**WHAT YOU NEED TO DO**
Keep only the lines of the data below that contain "name", and copy them.

>> begin DATA SUPPLIED

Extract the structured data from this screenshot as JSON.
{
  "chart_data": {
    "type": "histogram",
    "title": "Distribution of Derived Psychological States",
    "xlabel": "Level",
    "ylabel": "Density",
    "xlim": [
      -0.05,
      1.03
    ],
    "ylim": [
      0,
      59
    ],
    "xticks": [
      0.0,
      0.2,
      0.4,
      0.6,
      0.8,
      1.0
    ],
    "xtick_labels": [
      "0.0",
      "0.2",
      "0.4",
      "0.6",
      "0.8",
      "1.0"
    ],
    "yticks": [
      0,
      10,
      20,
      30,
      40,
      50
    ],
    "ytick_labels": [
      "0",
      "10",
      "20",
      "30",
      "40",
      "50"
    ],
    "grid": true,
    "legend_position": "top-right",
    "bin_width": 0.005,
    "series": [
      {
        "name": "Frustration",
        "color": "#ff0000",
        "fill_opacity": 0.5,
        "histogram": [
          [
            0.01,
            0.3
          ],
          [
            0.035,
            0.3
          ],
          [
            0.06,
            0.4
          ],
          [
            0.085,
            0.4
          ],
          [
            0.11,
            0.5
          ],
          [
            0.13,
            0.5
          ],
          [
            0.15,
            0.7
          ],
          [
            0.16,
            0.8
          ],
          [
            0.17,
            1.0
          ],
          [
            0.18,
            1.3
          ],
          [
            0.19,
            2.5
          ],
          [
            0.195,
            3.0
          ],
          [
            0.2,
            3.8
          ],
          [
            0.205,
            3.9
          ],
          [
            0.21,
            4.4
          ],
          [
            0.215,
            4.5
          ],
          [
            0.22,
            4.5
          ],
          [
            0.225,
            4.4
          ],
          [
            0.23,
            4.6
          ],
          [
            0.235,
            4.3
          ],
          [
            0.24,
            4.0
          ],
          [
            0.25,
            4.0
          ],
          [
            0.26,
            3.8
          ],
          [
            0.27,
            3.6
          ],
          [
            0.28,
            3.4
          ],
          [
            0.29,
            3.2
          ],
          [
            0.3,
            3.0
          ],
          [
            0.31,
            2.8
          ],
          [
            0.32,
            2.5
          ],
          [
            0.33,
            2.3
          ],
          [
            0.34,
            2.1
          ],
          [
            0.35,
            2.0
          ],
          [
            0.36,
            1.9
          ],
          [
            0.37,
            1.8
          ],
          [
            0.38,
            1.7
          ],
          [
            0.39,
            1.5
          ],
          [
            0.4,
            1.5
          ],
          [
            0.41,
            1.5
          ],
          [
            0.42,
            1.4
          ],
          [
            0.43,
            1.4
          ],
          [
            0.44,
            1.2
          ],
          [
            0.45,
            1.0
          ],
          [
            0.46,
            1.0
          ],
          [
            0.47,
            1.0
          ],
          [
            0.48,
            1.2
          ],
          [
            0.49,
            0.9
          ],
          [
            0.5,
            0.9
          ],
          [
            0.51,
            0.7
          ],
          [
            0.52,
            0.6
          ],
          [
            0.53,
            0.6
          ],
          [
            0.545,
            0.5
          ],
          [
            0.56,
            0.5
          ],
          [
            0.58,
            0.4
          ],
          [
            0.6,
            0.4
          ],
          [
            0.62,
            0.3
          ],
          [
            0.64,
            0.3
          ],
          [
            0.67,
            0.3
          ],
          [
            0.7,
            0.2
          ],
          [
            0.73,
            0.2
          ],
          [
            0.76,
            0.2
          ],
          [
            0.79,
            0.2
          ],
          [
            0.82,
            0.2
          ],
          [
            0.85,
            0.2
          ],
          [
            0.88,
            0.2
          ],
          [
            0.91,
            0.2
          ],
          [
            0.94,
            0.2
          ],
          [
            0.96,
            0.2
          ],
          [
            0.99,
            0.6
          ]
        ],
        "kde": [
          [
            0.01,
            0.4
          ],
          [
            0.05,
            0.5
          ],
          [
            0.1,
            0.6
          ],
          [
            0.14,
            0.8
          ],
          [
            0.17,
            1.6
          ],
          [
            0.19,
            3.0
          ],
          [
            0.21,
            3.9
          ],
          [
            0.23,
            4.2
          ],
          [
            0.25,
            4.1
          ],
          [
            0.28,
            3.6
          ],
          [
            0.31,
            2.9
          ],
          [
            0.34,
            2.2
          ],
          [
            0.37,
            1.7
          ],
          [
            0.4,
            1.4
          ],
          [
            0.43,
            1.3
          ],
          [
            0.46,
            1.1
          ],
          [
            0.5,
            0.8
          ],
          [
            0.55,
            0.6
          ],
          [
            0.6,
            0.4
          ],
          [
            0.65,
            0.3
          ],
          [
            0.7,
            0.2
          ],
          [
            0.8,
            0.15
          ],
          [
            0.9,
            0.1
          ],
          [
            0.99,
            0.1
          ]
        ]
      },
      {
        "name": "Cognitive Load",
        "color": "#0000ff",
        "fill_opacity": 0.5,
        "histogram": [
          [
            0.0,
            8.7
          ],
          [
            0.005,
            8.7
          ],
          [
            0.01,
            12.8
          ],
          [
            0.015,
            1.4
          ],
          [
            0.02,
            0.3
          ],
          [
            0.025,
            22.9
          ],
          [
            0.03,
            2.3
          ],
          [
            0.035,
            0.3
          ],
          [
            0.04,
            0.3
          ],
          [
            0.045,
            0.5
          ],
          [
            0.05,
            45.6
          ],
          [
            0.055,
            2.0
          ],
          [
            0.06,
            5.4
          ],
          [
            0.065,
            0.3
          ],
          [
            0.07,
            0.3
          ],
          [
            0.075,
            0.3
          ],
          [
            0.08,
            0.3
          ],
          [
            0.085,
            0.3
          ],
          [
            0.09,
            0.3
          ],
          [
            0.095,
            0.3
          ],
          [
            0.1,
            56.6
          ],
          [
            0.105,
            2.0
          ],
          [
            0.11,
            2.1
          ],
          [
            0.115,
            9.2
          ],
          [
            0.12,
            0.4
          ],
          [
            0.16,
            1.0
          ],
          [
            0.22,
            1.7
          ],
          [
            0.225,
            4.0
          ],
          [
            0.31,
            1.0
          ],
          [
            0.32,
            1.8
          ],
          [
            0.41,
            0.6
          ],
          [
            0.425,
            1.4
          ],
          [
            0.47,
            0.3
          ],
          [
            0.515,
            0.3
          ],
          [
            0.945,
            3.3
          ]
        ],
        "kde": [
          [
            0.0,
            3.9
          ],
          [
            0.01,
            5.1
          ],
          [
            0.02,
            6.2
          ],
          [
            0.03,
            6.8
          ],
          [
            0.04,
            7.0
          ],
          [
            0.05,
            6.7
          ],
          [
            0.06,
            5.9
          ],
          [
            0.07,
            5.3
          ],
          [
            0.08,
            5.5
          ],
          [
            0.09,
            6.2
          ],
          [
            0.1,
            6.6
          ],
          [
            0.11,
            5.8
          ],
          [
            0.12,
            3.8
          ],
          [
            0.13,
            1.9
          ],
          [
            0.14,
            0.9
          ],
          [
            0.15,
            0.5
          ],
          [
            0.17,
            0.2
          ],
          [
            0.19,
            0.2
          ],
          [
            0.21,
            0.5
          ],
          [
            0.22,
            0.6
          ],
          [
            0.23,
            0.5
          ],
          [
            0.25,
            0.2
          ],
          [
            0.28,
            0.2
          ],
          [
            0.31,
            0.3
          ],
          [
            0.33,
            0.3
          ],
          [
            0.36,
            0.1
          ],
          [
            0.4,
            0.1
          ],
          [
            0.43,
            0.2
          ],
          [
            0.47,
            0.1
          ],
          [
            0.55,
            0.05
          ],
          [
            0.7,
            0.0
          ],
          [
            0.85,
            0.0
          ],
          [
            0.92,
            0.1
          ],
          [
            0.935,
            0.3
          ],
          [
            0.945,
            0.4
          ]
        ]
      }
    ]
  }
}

>> end DATA SUPPLIED

**THE RESULT**
        "name": "Frustration",
        "name": "Cognitive Load",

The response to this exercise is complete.